EXERCISE REQUIREMENTS: Each entry that follows must be output without any deviation.

(begin)

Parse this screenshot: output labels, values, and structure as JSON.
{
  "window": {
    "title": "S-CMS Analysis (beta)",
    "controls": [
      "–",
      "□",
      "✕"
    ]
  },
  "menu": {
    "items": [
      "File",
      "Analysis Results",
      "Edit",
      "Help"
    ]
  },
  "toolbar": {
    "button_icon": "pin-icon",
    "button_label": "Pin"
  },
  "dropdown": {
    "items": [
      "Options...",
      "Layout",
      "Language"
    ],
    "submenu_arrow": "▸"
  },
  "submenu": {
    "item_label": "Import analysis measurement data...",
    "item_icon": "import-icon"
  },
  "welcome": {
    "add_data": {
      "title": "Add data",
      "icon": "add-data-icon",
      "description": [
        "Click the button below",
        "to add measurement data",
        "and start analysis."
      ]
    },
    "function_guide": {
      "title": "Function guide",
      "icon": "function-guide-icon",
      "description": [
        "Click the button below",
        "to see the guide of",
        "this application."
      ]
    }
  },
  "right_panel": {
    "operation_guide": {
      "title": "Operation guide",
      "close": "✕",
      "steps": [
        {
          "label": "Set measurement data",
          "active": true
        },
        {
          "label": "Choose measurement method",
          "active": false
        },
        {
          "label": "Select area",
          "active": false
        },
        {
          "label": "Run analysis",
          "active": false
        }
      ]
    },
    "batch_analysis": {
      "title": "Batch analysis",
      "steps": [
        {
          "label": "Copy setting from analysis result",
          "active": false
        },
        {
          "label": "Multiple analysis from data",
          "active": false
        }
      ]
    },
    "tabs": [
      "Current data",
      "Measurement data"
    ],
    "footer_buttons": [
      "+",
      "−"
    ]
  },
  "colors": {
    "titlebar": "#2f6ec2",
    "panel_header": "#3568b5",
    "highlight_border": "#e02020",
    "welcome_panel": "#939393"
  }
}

(end)

THE RESPONSE:
Parse this screenshot: output labels, values, and structure as JSON.
{
  "window": {
    "title": "S-CMS Analysis (beta)",
    "controls": [
      "–",
      "□",
      "✕"
    ]
  },
  "menu": {
    "items": [
      "File",
      "Analysis Results",
      "Edit",
      "Help"
    ]
  },
  "toolbar": {
    "button_icon": "pin-icon",
    "button_label": "Pin"
  },
  "dropdown": {
    "items": [
      "Options...",
      "Layout",
      "Language"
    ],
    "submenu_arrow": "▸"
  },
  "submenu": {
    "item_label": "Import analysis measurement data...",
    "item_icon": "import-icon"
  },
  "welcome": {
    "add_data": {
      "title": "Add data",
      "icon": "add-data-icon",
      "description": [
        "Click the button below",
        "to add measurement data",
        "and start analysis."
      ]
    },
    "function_guide": {
      "title": "Function guide",
      "icon": "function-guide-icon",
      "description": [
        "Click the button below",
        "to see the guide of",
        "this application."
      ]
    }
  },
  "right_panel": {
    "operation_guide": {
      "title": "Operation guide",
      "close": "✕",
      "steps": [
        {
          "label": "Set measurement data",
          "active": true
        },
        {
          "label": "Choose measurement method",
          "active": false
        },
        {
          "label": "Select area",
          "active": false
        },
        {
          "label": "Run analysis",
          "active": false
        }
      ]
    },
    "batch_analysis": {
      "title": "Batch analysis",
      "steps": [
        {
          "label": "Copy setting from analysis result",
          "active": false
        },
        {
          "label": "Multiple analysis from data",
          "active": false
        }
      ]
    },
    "tabs": [
      "Current data",
      "Measurement data"
    ],
    "footer_buttons": [
      "+",
      "−"
    ]
  },
  "colors": {
    "titlebar": "#2f6ec2",
    "panel_header": "#3568b5",
    "highlight_border": "#e02020",
    "welcome_panel": "#939393"
  }
}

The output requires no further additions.